Excerpts from a figure dataset:
↓↓↓

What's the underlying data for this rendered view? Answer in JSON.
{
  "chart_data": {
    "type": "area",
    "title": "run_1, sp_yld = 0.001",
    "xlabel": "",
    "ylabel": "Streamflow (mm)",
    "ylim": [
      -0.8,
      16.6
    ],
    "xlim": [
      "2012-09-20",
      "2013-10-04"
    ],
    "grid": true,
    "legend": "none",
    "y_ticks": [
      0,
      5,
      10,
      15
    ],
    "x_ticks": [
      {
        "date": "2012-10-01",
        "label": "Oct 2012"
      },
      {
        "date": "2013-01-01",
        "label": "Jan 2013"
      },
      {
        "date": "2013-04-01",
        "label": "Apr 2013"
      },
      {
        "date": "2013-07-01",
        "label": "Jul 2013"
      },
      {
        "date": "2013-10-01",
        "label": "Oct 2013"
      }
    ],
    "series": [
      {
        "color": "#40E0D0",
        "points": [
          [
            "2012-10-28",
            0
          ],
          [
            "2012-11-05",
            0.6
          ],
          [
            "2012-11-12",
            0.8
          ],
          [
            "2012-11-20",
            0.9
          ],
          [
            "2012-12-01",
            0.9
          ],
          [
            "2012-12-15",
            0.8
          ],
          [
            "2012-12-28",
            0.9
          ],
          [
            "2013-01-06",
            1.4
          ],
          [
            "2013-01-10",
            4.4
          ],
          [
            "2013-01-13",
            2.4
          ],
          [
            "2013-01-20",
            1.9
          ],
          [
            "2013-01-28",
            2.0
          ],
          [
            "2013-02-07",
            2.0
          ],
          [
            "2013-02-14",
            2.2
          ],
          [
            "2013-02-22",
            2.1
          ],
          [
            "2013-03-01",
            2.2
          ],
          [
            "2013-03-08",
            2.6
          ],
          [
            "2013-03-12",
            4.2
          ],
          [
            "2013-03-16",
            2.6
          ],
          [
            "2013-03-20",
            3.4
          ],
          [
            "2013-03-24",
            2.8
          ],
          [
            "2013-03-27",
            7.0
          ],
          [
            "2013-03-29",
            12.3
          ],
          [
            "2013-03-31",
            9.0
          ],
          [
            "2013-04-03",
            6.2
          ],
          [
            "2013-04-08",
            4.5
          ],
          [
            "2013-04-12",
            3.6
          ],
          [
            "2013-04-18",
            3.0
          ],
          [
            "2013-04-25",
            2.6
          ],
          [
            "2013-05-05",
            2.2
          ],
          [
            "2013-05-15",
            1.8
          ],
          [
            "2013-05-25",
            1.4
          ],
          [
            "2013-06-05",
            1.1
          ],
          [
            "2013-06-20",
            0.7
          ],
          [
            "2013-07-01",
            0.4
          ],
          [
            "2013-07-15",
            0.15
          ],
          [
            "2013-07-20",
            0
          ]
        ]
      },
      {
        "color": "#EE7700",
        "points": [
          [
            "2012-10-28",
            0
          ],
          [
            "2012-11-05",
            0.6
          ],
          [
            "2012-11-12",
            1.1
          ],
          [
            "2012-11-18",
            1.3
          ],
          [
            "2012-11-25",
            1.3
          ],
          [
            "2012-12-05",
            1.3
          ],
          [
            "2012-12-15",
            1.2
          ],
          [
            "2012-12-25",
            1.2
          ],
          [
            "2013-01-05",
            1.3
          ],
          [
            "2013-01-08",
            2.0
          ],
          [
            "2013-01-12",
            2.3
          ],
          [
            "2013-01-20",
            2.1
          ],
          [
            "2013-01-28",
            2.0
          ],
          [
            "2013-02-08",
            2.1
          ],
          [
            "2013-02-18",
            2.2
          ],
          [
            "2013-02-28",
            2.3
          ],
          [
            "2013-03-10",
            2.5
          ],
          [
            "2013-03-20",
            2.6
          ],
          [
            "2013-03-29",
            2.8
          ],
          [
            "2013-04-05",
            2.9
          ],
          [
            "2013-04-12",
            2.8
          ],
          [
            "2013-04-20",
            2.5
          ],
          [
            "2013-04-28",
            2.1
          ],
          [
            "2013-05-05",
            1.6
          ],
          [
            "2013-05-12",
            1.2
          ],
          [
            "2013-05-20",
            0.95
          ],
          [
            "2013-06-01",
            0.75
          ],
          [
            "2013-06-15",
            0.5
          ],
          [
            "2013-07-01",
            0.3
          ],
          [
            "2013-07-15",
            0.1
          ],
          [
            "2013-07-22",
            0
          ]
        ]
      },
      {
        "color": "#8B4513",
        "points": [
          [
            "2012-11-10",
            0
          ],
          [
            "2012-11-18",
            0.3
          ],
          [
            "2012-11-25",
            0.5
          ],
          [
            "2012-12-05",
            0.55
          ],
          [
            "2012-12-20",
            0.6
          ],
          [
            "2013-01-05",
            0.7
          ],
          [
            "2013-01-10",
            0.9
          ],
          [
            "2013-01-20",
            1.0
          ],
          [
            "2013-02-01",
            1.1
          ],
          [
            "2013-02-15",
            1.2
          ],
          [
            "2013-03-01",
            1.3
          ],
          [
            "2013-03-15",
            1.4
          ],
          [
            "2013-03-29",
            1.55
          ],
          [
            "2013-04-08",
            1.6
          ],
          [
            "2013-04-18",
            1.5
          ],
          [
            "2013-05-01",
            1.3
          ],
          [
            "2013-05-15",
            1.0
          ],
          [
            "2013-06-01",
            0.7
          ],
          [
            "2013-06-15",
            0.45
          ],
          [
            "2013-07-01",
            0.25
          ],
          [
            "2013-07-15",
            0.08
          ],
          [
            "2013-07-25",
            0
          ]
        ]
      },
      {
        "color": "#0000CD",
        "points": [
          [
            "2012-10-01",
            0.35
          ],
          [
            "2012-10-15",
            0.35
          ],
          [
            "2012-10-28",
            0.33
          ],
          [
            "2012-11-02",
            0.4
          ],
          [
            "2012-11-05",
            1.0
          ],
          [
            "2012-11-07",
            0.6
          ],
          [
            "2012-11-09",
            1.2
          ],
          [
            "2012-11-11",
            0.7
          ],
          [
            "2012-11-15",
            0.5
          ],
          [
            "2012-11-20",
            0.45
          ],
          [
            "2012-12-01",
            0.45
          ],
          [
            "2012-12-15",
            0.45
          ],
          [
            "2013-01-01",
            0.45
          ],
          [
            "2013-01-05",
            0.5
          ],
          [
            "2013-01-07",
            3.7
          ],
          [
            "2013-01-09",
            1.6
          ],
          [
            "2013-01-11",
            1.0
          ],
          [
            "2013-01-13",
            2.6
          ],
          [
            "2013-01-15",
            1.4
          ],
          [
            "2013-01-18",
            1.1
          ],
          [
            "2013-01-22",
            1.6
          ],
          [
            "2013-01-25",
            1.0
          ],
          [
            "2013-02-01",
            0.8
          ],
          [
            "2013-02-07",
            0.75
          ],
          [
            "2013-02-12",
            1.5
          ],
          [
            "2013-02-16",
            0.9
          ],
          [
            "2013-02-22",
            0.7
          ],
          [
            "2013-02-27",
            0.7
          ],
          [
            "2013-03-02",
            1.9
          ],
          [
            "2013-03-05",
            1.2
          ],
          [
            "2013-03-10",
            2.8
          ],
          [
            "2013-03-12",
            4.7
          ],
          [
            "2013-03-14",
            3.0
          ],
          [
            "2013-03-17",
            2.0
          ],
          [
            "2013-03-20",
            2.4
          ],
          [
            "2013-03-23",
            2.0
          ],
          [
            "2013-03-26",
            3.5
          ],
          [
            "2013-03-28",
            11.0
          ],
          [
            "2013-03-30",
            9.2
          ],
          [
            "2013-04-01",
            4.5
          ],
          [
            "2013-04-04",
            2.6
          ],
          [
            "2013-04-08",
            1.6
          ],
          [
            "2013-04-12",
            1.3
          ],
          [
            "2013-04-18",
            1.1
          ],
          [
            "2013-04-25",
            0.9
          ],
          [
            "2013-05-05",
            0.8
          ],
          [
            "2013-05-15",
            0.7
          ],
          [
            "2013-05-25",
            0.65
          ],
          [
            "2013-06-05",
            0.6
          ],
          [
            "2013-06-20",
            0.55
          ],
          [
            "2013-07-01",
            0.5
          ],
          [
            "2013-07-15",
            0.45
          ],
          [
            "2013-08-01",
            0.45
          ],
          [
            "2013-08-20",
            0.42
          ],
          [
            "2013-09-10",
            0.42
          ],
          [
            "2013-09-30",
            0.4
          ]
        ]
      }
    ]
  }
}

↑↑↑

- **Requirement**:
Determine how many lines include the string "color". Give no answer but the number.

- **Task solution**:
4